* [What you are asked to do]:
Transcribe every line of the records verbatim.

[Some records]
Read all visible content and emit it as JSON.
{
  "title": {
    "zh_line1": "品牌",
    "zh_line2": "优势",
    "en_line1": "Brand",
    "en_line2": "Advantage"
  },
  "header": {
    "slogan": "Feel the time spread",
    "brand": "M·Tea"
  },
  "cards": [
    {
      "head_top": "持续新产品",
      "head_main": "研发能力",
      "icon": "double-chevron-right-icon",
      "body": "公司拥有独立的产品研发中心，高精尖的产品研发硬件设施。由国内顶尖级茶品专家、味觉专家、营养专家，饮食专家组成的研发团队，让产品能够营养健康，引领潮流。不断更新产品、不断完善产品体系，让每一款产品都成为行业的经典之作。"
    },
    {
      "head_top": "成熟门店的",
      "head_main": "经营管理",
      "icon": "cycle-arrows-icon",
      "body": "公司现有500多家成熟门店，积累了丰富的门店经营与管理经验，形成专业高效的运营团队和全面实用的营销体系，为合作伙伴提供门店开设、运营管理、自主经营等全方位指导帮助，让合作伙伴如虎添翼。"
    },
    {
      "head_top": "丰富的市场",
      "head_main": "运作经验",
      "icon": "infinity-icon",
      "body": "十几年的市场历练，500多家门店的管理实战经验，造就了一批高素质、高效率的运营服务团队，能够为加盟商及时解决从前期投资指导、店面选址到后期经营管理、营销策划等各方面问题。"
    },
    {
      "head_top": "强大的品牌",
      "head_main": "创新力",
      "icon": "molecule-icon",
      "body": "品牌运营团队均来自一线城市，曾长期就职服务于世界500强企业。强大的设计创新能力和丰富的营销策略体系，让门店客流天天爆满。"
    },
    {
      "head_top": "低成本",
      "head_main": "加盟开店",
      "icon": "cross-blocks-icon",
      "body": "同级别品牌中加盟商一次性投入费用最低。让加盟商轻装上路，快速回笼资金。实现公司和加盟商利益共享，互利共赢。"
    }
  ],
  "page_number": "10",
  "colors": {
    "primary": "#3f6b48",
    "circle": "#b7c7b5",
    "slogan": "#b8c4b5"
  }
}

* [Exercise solution]:
Read all visible content and emit it as JSON.
{
  "title": {
    "zh_line1": "品牌",
    "zh_line2": "优势",
    "en_line1": "Brand",
    "en_line2": "Advantage"
  },
  "header": {
    "slogan": "Feel the time spread",
    "brand": "M·Tea"
  },
  "cards": [
    {
      "head_top": "持续新产品",
      "head_main": "研发能力",
      "icon": "double-chevron-right-icon",
      "body": "公司拥有独立的产品研发中心，高精尖的产品研发硬件设施。由国内顶尖级茶品专家、味觉专家、营养专家，饮食专家组成的研发团队，让产品能够营养健康，引领潮流。不断更新产品、不断完善产品体系，让每一款产品都成为行业的经典之作。"
    },
    {
      "head_top": "成熟门店的",
      "head_main": "经营管理",
      "icon": "cycle-arrows-icon",
      "body": "公司现有500多家成熟门店，积累了丰富的门店经营与管理经验，形成专业高效的运营团队和全面实用的营销体系，为合作伙伴提供门店开设、运营管理、自主经营等全方位指导帮助，让合作伙伴如虎添翼。"
    },
    {
      "head_top": "丰富的市场",
      "head_main": "运作经验",
      "icon": "infinity-icon",
      "body": "十几年的市场历练，500多家门店的管理实战经验，造就了一批高素质、高效率的运营服务团队，能够为加盟商及时解决从前期投资指导、店面选址到后期经营管理、营销策划等各方面问题。"
    },
    {
      "head_top": "强大的品牌",
      "head_main": "创新力",
      "icon": "molecule-icon",
      "body": "品牌运营团队均来自一线城市，曾长期就职服务于世界500强企业。强大的设计创新能力和丰富的营销策略体系，让门店客流天天爆满。"
    },
    {
      "head_top": "低成本",
      "head_main": "加盟开店",
      "icon": "cross-blocks-icon",
      "body": "同级别品牌中加盟商一次性投入费用最低。让加盟商轻装上路，快速回笼资金。实现公司和加盟商利益共享，互利共赢。"
    }
  ],
  "page_number": "10",
  "colors": {
    "primary": "#3f6b48",
    "circle": "#b7c7b5",
    "slogan": "#b8c4b5"
  }
}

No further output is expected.